-- Given exercise --
Below are some records. Copy every line in them that holds "Solar".
# Material start
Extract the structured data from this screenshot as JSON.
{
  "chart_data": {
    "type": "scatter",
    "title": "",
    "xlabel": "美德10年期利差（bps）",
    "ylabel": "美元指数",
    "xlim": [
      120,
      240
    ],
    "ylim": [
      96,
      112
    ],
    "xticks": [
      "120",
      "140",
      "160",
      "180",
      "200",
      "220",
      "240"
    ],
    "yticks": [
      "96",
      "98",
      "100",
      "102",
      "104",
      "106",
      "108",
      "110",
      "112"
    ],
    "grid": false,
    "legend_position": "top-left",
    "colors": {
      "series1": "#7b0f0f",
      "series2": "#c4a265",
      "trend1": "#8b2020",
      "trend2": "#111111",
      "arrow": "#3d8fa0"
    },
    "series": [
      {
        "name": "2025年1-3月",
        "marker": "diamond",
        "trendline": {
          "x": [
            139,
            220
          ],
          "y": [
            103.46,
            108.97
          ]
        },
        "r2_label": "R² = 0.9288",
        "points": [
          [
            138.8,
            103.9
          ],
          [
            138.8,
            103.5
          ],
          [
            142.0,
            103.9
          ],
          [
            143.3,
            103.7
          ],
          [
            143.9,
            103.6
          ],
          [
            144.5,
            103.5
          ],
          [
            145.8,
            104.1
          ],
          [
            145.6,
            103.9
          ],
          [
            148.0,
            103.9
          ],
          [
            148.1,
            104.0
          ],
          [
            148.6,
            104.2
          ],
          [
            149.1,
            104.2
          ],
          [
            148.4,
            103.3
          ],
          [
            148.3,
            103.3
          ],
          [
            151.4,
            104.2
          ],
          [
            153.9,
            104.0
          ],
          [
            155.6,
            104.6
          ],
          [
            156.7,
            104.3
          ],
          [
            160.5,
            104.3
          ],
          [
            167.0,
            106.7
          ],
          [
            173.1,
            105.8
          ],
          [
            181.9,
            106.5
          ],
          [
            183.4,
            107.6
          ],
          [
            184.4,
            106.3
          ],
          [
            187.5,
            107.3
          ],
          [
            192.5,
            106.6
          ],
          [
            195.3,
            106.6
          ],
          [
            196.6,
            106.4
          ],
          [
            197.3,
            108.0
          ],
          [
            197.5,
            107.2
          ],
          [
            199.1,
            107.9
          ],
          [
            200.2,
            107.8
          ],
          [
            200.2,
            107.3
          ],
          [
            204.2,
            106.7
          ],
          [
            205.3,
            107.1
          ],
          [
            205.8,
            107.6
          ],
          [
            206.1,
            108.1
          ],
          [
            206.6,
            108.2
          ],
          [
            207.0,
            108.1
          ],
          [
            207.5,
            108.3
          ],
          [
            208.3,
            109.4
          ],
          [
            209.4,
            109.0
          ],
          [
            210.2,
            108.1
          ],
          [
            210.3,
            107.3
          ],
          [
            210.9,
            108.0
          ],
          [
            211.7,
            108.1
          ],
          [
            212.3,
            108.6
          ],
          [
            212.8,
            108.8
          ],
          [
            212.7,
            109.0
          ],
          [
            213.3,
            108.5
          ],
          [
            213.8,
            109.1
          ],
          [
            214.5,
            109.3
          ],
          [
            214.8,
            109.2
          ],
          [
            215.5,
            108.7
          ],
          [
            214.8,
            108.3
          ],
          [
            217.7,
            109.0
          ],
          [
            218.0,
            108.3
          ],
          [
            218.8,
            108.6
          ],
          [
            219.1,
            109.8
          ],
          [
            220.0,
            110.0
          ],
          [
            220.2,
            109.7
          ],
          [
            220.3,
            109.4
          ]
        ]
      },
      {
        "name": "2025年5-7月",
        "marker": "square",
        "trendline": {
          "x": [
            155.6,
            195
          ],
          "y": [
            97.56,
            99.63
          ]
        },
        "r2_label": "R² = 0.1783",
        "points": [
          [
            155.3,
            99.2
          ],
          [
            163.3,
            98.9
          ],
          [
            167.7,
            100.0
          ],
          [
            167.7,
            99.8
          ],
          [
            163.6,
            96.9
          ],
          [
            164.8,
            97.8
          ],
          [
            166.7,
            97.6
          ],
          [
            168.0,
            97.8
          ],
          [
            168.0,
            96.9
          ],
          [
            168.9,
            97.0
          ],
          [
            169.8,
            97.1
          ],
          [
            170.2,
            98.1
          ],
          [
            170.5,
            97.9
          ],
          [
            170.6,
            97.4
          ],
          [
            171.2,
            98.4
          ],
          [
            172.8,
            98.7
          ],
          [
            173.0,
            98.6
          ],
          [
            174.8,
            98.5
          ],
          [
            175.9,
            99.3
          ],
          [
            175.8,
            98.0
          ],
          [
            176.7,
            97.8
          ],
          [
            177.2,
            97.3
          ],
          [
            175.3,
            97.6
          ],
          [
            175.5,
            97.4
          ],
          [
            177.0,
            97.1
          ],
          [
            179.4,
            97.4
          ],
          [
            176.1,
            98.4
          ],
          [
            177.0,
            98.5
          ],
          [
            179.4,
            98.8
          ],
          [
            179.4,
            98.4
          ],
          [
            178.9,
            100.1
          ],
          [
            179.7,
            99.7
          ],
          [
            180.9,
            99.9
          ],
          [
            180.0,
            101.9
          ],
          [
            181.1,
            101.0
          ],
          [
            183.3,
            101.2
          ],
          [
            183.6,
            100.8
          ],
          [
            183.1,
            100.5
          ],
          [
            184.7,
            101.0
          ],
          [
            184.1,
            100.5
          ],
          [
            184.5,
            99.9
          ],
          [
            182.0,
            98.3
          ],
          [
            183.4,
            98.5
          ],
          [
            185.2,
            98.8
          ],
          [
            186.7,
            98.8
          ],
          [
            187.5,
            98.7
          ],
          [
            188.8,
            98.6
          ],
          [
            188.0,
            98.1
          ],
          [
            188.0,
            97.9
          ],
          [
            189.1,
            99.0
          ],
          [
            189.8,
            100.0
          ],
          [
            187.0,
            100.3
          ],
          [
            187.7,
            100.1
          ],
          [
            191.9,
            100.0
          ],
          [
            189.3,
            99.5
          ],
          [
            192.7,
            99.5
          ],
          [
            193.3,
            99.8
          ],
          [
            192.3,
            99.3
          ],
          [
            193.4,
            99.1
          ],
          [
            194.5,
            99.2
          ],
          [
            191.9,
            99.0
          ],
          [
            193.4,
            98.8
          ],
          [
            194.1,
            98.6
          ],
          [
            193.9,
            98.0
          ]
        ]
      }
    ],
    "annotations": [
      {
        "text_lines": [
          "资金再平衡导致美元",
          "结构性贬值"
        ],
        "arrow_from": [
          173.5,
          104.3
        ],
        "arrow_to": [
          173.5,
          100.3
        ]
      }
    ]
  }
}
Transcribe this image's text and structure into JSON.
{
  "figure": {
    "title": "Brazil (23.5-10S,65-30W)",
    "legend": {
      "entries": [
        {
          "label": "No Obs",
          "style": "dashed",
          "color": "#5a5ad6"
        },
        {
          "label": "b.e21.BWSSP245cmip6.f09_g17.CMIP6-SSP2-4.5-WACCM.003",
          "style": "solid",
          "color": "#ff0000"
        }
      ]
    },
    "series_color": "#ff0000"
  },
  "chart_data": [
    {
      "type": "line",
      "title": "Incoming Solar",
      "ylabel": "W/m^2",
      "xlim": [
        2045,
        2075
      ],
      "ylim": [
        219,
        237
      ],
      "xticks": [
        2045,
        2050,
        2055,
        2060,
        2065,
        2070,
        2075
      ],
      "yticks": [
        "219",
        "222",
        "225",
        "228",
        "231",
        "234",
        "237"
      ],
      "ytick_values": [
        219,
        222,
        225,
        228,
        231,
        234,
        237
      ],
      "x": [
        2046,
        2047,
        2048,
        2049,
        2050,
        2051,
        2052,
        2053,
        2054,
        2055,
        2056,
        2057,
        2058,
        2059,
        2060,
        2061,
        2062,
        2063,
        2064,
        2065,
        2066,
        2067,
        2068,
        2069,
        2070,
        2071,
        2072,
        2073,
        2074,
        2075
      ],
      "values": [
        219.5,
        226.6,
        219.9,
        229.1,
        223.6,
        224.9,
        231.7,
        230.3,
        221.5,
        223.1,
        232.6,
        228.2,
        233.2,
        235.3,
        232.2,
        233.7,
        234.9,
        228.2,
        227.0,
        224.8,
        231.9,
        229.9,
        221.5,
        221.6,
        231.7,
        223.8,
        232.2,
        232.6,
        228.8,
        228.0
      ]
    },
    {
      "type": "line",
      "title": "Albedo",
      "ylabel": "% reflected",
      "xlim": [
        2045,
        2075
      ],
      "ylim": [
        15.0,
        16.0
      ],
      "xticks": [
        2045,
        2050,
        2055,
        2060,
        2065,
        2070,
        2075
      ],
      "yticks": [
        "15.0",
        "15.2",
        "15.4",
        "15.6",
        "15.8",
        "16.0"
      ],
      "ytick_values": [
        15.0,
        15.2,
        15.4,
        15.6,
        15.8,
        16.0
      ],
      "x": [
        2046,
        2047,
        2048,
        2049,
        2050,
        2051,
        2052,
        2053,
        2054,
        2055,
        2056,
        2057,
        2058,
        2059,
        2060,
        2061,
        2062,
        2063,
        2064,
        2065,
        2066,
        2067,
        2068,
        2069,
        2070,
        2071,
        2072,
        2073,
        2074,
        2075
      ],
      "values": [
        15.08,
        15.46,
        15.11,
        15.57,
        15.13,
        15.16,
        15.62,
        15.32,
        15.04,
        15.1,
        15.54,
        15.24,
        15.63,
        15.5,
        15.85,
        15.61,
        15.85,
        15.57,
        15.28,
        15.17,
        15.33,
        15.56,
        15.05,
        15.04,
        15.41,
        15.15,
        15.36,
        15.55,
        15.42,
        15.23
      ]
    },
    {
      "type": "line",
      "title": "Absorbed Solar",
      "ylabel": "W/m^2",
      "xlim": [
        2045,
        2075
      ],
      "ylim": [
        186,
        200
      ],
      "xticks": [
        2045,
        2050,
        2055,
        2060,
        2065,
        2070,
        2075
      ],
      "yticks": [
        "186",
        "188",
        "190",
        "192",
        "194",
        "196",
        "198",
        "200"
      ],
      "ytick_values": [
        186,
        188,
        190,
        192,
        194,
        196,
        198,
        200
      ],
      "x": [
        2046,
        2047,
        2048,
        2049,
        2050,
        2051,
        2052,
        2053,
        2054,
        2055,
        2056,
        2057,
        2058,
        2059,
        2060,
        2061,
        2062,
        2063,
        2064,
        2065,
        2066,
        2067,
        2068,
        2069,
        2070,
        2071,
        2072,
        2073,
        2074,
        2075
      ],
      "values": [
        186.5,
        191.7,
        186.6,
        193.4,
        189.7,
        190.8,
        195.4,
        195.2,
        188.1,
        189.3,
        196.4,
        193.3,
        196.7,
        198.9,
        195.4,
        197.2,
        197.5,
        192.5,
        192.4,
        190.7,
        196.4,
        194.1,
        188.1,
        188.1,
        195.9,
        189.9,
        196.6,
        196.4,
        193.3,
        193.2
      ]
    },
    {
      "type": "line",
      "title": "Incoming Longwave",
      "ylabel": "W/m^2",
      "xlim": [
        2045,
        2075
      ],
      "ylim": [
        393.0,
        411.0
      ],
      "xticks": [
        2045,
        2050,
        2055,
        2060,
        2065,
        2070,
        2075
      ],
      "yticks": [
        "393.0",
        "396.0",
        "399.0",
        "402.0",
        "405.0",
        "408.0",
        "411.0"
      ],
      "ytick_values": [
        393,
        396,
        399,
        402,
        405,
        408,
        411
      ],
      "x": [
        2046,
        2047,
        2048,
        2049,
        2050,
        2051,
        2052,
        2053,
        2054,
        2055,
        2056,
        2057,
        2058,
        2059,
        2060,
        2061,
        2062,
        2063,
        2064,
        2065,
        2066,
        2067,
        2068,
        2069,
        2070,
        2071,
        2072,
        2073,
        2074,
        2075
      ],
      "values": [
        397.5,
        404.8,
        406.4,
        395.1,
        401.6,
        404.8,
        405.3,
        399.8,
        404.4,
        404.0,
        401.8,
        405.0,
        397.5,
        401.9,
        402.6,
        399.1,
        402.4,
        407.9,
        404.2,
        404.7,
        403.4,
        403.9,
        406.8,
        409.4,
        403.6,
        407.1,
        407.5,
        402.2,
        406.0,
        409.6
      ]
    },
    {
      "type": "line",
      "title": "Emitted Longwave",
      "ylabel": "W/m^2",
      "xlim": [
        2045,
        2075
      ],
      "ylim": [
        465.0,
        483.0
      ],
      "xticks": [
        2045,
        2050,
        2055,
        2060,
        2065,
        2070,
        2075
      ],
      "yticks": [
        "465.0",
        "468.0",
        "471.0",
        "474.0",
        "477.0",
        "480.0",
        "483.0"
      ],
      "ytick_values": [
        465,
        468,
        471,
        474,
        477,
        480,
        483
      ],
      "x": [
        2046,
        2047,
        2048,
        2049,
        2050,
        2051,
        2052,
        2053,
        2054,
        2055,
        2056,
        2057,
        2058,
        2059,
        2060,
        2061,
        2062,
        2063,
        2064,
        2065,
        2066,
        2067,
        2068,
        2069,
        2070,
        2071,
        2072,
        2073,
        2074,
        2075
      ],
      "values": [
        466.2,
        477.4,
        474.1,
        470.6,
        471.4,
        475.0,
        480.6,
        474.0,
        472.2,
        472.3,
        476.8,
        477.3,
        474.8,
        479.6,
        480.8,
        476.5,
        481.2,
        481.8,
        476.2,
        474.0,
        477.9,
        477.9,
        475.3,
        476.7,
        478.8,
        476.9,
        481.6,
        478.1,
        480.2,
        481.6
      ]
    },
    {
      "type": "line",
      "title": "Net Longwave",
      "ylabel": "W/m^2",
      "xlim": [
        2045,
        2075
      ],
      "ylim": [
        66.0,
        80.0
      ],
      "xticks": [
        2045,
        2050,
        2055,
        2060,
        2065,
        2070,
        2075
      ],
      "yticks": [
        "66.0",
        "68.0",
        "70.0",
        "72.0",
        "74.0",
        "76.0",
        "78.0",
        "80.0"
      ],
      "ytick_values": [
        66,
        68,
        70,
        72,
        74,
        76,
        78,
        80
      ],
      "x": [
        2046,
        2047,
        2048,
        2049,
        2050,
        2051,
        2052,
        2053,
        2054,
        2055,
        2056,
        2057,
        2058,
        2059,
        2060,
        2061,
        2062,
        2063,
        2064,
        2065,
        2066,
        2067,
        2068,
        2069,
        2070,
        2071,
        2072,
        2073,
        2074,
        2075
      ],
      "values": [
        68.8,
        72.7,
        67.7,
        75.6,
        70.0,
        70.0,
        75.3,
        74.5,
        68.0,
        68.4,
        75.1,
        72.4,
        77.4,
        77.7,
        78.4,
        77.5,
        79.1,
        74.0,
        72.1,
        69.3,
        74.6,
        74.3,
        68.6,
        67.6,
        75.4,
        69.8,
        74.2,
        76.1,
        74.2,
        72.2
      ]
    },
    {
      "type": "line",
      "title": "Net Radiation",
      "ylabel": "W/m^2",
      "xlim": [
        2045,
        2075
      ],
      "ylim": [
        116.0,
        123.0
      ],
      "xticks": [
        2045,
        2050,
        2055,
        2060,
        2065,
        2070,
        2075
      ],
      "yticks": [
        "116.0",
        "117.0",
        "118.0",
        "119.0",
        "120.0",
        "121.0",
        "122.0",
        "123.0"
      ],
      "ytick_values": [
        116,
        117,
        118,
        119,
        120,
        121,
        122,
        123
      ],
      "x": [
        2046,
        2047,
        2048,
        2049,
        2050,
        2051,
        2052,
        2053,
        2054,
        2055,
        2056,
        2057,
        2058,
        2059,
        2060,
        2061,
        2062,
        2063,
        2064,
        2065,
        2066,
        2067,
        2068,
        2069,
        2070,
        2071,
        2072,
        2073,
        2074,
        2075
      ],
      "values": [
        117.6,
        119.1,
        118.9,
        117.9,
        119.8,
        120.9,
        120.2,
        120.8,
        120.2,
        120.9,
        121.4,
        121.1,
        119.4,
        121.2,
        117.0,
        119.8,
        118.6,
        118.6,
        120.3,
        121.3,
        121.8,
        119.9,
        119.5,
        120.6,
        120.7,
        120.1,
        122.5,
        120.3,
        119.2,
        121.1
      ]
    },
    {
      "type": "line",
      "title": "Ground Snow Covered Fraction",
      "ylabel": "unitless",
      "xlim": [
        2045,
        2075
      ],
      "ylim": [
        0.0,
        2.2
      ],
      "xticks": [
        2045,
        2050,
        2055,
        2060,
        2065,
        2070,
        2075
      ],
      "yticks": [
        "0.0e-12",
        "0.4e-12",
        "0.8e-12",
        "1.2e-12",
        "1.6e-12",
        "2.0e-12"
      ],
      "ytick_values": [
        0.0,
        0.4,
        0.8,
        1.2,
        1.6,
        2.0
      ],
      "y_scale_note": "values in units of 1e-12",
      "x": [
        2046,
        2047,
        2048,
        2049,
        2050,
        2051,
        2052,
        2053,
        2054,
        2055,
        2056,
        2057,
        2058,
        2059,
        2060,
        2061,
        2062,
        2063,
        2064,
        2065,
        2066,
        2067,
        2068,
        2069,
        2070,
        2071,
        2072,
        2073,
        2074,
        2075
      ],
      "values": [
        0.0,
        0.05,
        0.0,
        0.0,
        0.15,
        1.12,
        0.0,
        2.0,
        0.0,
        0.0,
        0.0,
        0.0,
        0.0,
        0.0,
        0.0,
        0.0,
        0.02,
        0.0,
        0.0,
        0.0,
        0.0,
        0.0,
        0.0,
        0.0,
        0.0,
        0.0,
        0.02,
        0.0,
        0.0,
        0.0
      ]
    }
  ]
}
# Material end
-- The reply --
      "title": "Incoming Solar",
      "title": "Absorbed Solar",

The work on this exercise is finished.